* _Text shown_
Didn’t you get the memo? Office Space is a hilarious look inside the cubicle domain, a world in which you have to laugh, or else you’ll go insane. Mike Judge’s vision of office life is easy to relate to and connect with, as it captures the tedium and listlessness to perfection. The story doesn’t revolve around office politics as much as one man’s attempt to avoid them, but make no mistake, the cubicle lifestyle is skewered without mercy in Office Space. Judge’s script is loaded with quotable lines, memorable characters, and laugh out loud moments. The lovable Milton, the jump to conclusions mat, two chicks at the same time, TPS reports, overexcited waiters, all of that and more make Office Space so much fun to watch. This Blu-ray disc offers no substantial new extras, but the enhanced visuals and soundtrack are enough to warrant an upgrade.
Video: How does it look?
Office Space is presented in 1.85:1 anamorphic widescreen. This might be the dynamic visual experience that you’ll use as your home theater demo disc, but this is a marked improvement over the DVD. The overall detail gets a nice bump, so depth is much more impressive here. Not just closeups either, but all the shots benefit and have a more refined presence. The colors perform well, especially the bright whites and bold blacks. In short, this is a title even casual fans will want to upgrade, as the visual presentation is much enhanced.

* _Dataset records_
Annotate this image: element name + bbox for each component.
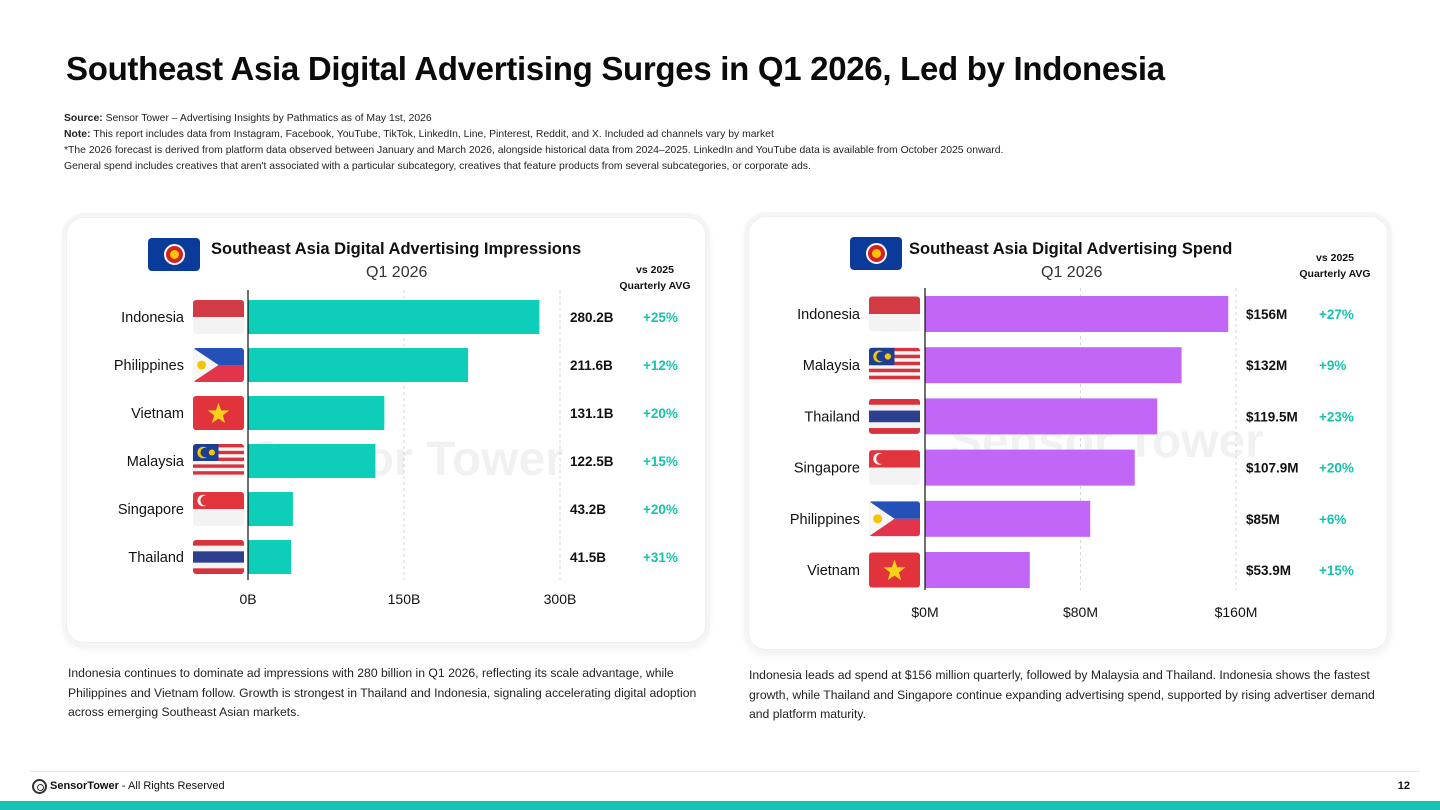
category-label: Indonesia (797, 307, 861, 323)
footer-rights: - All Rights Reserved (118, 780, 225, 792)
flag-vietnam-icon (869, 552, 920, 588)
impressions-card (66, 217, 706, 643)
bar (248, 492, 293, 526)
change-label: +6% (1319, 512, 1346, 527)
change-label: +31% (643, 550, 678, 565)
sensor-tower-logo-icon (32, 779, 47, 794)
change-label: +20% (643, 502, 678, 517)
bar (925, 296, 1229, 332)
forecast-note: *The 2026 forecast is derived from platf… (64, 145, 1004, 156)
value-label: 41.5B (570, 550, 606, 565)
asean-flag-icon (850, 237, 902, 270)
source-label: Source: (64, 113, 103, 124)
bar (248, 396, 385, 430)
tick-label: $160M (1215, 604, 1258, 620)
note-text: This report includes data from Instagram… (93, 129, 774, 140)
spend-chart-subtitle: Q1 2026 (1041, 264, 1103, 281)
footer-brand: SensorTower (50, 780, 119, 792)
change-label: +15% (1319, 563, 1354, 578)
category-label: Singapore (794, 461, 860, 477)
source-text: Sensor Tower – Advertising Insights by P… (105, 113, 432, 124)
spend-description: Indonesia leads ad spend at $156 million… (749, 668, 1375, 721)
footer-copyright: SensorTower - All Rights Reserved (50, 780, 225, 792)
flag-malaysia-icon (869, 347, 920, 383)
bar (925, 552, 1030, 588)
value-label: 280.2B (570, 310, 614, 325)
category-label: Vietnam (807, 563, 860, 579)
flag-malaysia-icon (193, 444, 244, 478)
category-label: Philippines (114, 358, 184, 374)
category-label: Malaysia (803, 358, 861, 374)
value-label: $107.9M (1246, 461, 1299, 476)
bar (248, 300, 540, 334)
change-label: +27% (1319, 307, 1354, 322)
flag-indonesia-icon (193, 300, 244, 334)
value-label: 43.2B (570, 502, 606, 517)
flag-thailand-icon (869, 398, 920, 434)
flag-philippines-icon (869, 501, 920, 537)
change-header-line1: vs 2025 (1316, 252, 1354, 264)
flag-indonesia-icon (869, 296, 920, 332)
general-spend-note: General spend includes creatives that ar… (64, 161, 811, 172)
page-title: Southeast Asia Digital Advertising Surge… (66, 50, 1165, 87)
flag-vietnam-icon (193, 396, 244, 430)
page-number: 12 (1397, 780, 1410, 792)
change-label: +25% (643, 310, 678, 325)
spend-chart-title: Southeast Asia Digital Advertising Spend (909, 240, 1233, 258)
change-label: +20% (643, 406, 678, 421)
source-notes: Source: Sensor Tower – Advertising Insig… (64, 111, 1003, 175)
tick-label: 150B (388, 591, 421, 607)
note-label: Note: (64, 129, 91, 140)
impressions-chart (193, 290, 561, 580)
impressions-chart-subtitle: Q1 2026 (366, 264, 428, 281)
bar (925, 449, 1135, 486)
bar (925, 398, 1158, 435)
change-label: +9% (1319, 358, 1346, 373)
category-label: Vietnam (131, 406, 184, 422)
bar (248, 540, 292, 574)
spend-change-header: vs 2025 Quarterly AVG (1292, 250, 1378, 282)
tick-label: 0B (239, 591, 256, 607)
category-label: Singapore (118, 502, 184, 518)
value-label: 122.5B (570, 454, 614, 469)
bar (248, 348, 469, 382)
value-label: 211.6B (570, 358, 613, 373)
change-header-line2: Quarterly AVG (1299, 268, 1371, 280)
category-label: Thailand (804, 409, 860, 425)
value-label: $85M (1246, 512, 1280, 527)
asean-flag-icon (148, 238, 200, 271)
value-label: $119.5M (1246, 409, 1298, 424)
tick-label: $80M (1063, 604, 1098, 620)
impressions-description: Indonesia continues to dominate ad impre… (68, 666, 697, 719)
value-label: $132M (1246, 358, 1287, 373)
value-label: 131.1B (570, 406, 614, 421)
bar (925, 347, 1182, 384)
change-label: +23% (1319, 409, 1354, 424)
tick-label: $0M (911, 604, 938, 620)
bar (248, 444, 376, 478)
change-header-line1: vs 2025 (636, 264, 674, 276)
category-label: Malaysia (127, 454, 185, 470)
category-label: Indonesia (121, 310, 185, 326)
footer-divider (30, 771, 1420, 772)
value-label: $53.9M (1246, 563, 1291, 578)
flag-thailand-icon (193, 540, 244, 574)
flag-philippines-icon (193, 348, 244, 382)
accent-bar (0, 801, 1440, 810)
flag-singapore-icon (869, 450, 920, 486)
change-header-line2: Quarterly AVG (619, 280, 691, 292)
change-label: +12% (643, 358, 678, 373)
impressions-change-header: vs 2025 Quarterly AVG (612, 262, 698, 294)
change-label: +20% (1319, 461, 1354, 476)
flag-singapore-icon (193, 492, 244, 526)
category-label: Thailand (128, 550, 184, 566)
impressions-chart-title: Southeast Asia Digital Advertising Impre… (211, 240, 582, 258)
category-label: Philippines (790, 512, 860, 528)
bar (925, 500, 1091, 537)
value-label: $156M (1246, 307, 1287, 322)
change-label: +15% (643, 454, 678, 469)
tick-label: 300B (544, 591, 577, 607)
spend-chart (869, 288, 1237, 590)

* _Requests_
**A.** Reproduce the passage of the Office Space review between "Didn’t you get" and "warrant an upgrade.", inclusive.
**B.** In the records, rewrite only the lines between the ones holding "category-label: Indonesia (797, 307, 861, 323)" and "asean-flag-icon (850, 237, 902, 270)", inclusive, replacing "change-label" with "delta-label" and leaving everything else unchanged.
The review and the records come from unrelated sources.

* _Exercise solutions_
**A.**
Didn’t you get the memo? Office Space is a hilarious look inside the cubicle domain, a world in which you have to laugh, or else you’ll go insane. Mike Judge’s vision of office life is easy to relate to and connect with, as it captures the tedium and listlessness to perfection. The story doesn’t revolve around office politics as much as one man’s attempt to avoid them, but make no mistake, the cubicle lifestyle is skewered without mercy in Office Space. Judge’s script is loaded with quotable lines, memorable characters, and laugh out loud moments. The lovable Milton, the jump to conclusions mat, two chicks at the same time, TPS reports, overexcited waiters, all of that and more make Office Space so much fun to watch. This Blu-ray disc offers no substantial new extras, but the enhanced visuals and soundtrack are enough to warrant an upgrade.

**B.**
category-label: Indonesia (797, 307, 861, 323)
footer-rights: - All Rights Reserved (118, 780, 225, 792)
flag-vietnam-icon (869, 552, 920, 588)
impressions-card (66, 217, 706, 643)
bar (248, 492, 293, 526)
delta-label: +6% (1319, 512, 1346, 527)
delta-label: +31% (643, 550, 678, 565)
sensor-tower-logo-icon (32, 779, 47, 794)
delta-label: +20% (643, 502, 678, 517)
bar (925, 296, 1229, 332)
forecast-note: *The 2026 forecast is derived from platf… (64, 145, 1004, 156)
value-label: 41.5B (570, 550, 606, 565)
asean-flag-icon (850, 237, 902, 270)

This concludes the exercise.